Problem requirements: Check every line of the entries that follow, and copy the ones containing "Preparing".

::: Extracted data

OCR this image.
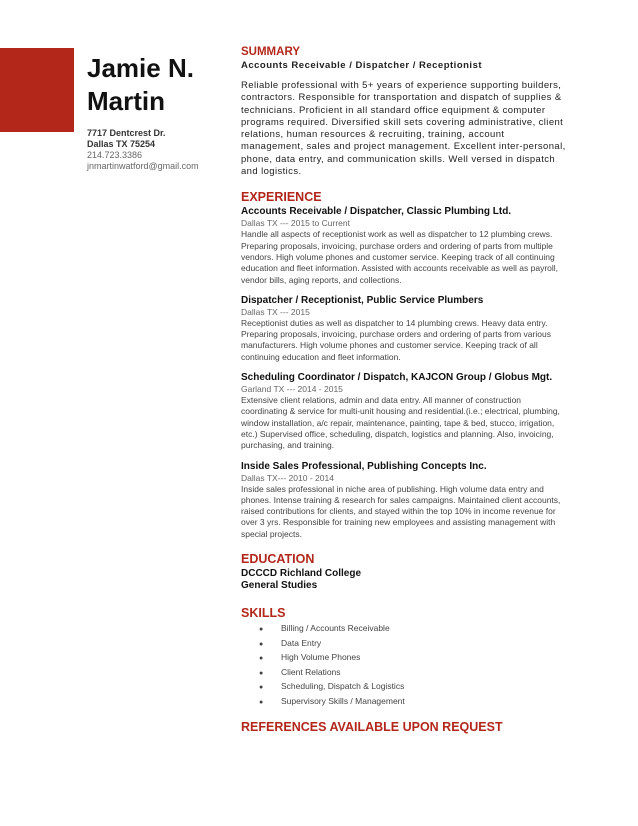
Jamie N.
Martin
7717 Dentcrest Dr.
Dallas TX 75254
214.723.3386
jnmartinwatford@gmail.com
SUMMARY
Accounts Receivable / Dispatcher / Receptionist
Reliable professional with 5+ years of experience supporting builders, contractors. Responsible for transportation and dispatch of supplies & technicians. Proficient in all standard office equipment & computer programs required. Diversified skill sets covering administrative, client relations, human resources & recruiting, training, account management, sales and project management. Excellent inter-personal, phone, data entry, and communication skills. Well versed in dispatch and logistics.
EXPERIENCE
Accounts Receivable / Dispatcher, Classic Plumbing Ltd.
Dallas TX --- 2015 to Current
Handle all aspects of receptionist work as well as dispatcher to 12 plumbing crews. Preparing proposals, invoicing, purchase orders and ordering of parts from multiple vendors. High volume phones and customer service. Keeping track of all continuing education and fleet information. Assisted with accounts receivable as well as payroll, vendor bills, aging reports, and collections.
Dispatcher / Receptionist, Public Service Plumbers
Dallas TX --- 2015
Receptionist duties as well as dispatcher to 14 plumbing crews. Heavy data entry. Preparing proposals, invoicing, purchase orders and ordering of parts from various manufacturers. High volume phones and customer service. Keeping track of all continuing education and fleet information.
Scheduling Coordinator / Dispatch, KAJCON Group / Globus Mgt.
Garland TX --- 2014 - 2015
Extensive client relations, admin and data entry. All manner of construction coordinating & service for multi-unit housing and residential.(i.e.; electrical, plumbing, window installation, a/c repair, maintenance, painting, tape & bed, stucco, irrigation, etc.) Supervised office, scheduling, dispatch, logistics and planning. Also, invoicing, purchasing, and training.
Inside Sales Professional, Publishing Concepts Inc.
Dallas TX--- 2010 - 2014
Inside sales professional in niche area of publishing. High volume data entry and phones. Intense training & research for sales campaigns. Maintained client accounts, raised contributions for clients, and stayed within the top 10% in income revenue for over 3 yrs. Responsible for training new employees and assisting management with special projects.
EDUCATION
DCCCD Richland College
General Studies
SKILLS
● Billing / Accounts Receivable
● Data Entry
● High Volume Phones
● Client Relations
● Scheduling, Dispatch & Logistics
● Supervisory Skills / Management
REFERENCES AVAILABLE UPON REQUEST
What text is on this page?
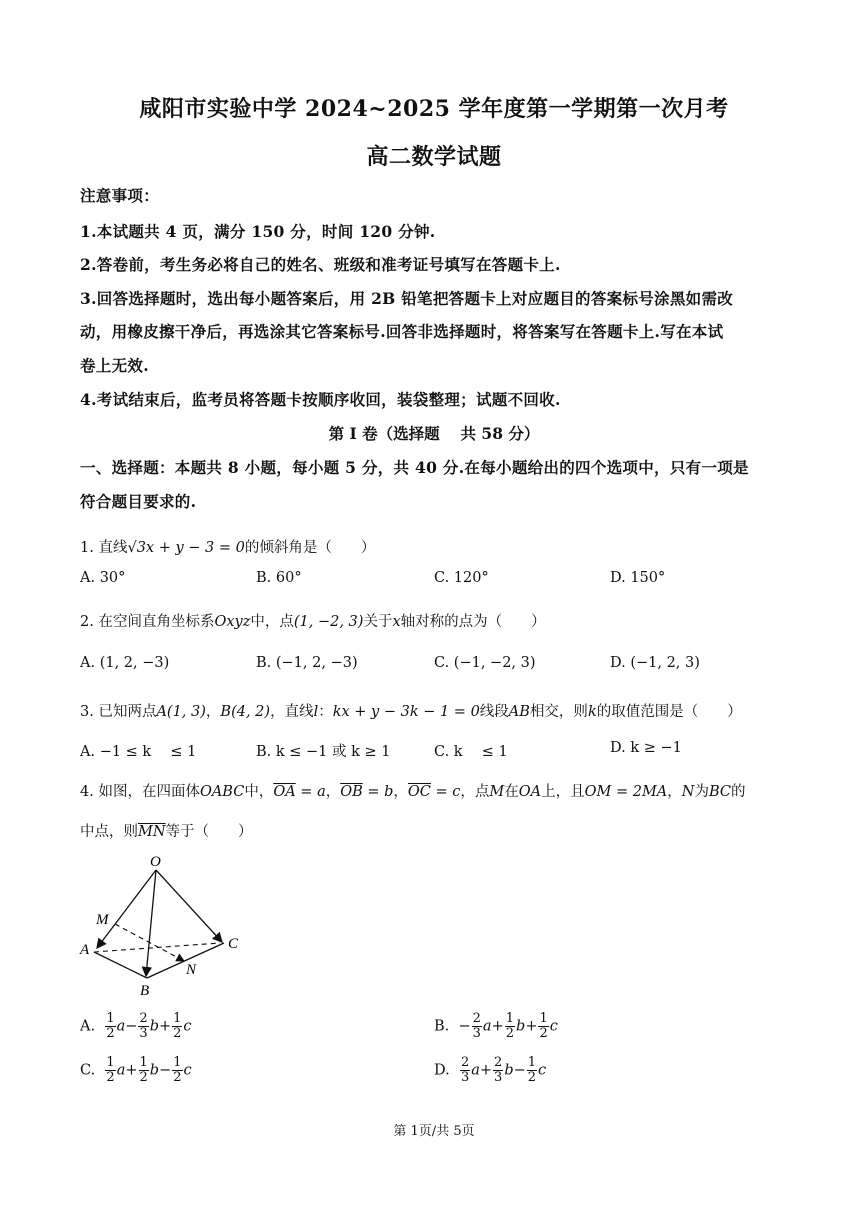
咸阳市实验中学 2024~2025 学年度第一学期第一次月考
高二数学试题
注意事项：
1.本试题共 4 页，满分 150 分，时间 120 分钟.
2.答卷前，考生务必将自己的姓名、班级和准考证号填写在答题卡上.
3.回答选择题时，选出每小题答案后，用 2B 铅笔把答题卡上对应题目的答案标号涂黑如需改
动，用橡皮擦干净后，再选涂其它答案标号.回答非选择题时，将答案写在答题卡上.写在本试
卷上无效.
4.考试结束后，监考员将答题卡按顺序收回，装袋整理；试题不回收.
第 I 卷（选择题　 共 58 分）
一、选择题：本题共 8 小题，每小题 5 分，共 40 分.在每小题给出的四个选项中，只有一项是
符合题目要求的.
1. 直线√3x + y − 3 = 0的倾斜角是（　　）
A. 30°	B. 60°	C. 120°	D. 150°
2. 在空间直角坐标系Oxyz中，点(1, −2, 3)关于x轴对称的点为（　　）
A. (1, 2, −3)	B. (−1, 2, −3)	C. (−1, −2, 3)	D. (−1, 2, 3)
3. 已知两点A(1, 3)，B(4, 2)，直线l：kx + y − 3k − 1 = 0线段AB相交，则k的取值范围是（　　）
A. −1 ≤ k 　≤ 1	B. k ≤ −1 或 k ≥ 1	C. k 　≤ 1	D. k ≥ −1
4. 如图，在四面体OABC中，$\overline{OA} = a$，$\overline{OB} = b$，$\overline{OC} = c$，点M在OA上，且OM = 2MA，N为BC的
中点，则$\overline{MN}$等于（　　）
O
M
A	C
N
B
A. $\frac{1}{2} a- \frac{2}{3} b+ \frac{1}{2}$ c	B. − $\frac{2}{3} a+ \frac{1}{2} b+ \frac{1}{2}$ c
C. $\frac{1}{2} a+ \frac{1}{2} b- \frac{1}{2}$ c	D. $\frac{2}{3} a+ \frac{2}{3} b- \frac{1}{2}$ c
第 1页/共 5页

::::::

Solution for this task:
Handle all aspects of receptionist work as well as dispatcher to 12 plumbing crews. Preparing proposals, invoicing, purchase orders and ordering of parts from multiple vendors. High volume phones and customer service. Keeping track of all continuing education and fleet information. Assisted with accounts receivable as well as payroll, vendor bills, aging reports, and collections.
Receptionist duties as well as dispatcher to 14 plumbing crews. Heavy data entry. Preparing proposals, invoicing, purchase orders and ordering of parts from various manufacturers. High volume phones and customer service. Keeping track of all continuing education and fleet information.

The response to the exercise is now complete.